_Input data:_
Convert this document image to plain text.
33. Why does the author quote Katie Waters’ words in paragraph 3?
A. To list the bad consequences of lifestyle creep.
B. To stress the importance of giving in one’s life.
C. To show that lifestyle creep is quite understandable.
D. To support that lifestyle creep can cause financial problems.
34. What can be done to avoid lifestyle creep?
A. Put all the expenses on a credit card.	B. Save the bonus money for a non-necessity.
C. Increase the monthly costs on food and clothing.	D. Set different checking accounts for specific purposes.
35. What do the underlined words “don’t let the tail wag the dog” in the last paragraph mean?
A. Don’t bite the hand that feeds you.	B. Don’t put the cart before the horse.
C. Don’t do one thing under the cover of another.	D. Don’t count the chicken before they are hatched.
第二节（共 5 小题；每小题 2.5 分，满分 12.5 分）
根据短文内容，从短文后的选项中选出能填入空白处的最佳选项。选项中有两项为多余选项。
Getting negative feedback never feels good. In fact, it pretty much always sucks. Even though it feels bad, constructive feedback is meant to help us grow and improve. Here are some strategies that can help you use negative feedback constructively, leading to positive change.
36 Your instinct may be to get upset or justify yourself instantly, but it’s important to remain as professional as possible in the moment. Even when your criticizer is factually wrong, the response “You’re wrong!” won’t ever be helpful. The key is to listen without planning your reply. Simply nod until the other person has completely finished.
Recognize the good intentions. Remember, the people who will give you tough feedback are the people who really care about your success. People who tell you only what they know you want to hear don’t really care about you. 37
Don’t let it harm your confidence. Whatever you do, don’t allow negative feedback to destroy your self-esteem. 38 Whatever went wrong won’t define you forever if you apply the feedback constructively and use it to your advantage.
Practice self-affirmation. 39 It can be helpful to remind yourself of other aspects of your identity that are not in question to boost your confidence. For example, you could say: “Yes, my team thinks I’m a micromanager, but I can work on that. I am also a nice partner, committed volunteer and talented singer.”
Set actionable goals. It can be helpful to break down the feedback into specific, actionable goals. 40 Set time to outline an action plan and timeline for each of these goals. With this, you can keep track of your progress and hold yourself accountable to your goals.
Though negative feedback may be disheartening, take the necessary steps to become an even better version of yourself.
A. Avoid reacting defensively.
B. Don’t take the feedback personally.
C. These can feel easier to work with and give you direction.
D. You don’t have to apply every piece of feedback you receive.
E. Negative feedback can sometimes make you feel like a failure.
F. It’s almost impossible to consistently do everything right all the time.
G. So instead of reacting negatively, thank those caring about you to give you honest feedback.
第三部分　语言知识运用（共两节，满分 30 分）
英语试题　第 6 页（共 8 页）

_What the exercise asks:_
Copy each line from the data above that includes "take".

_Response:_
Though negative feedback may be disheartening, take the necessary steps to become an even better version of yourself.
B. Don’t take the feedback personally.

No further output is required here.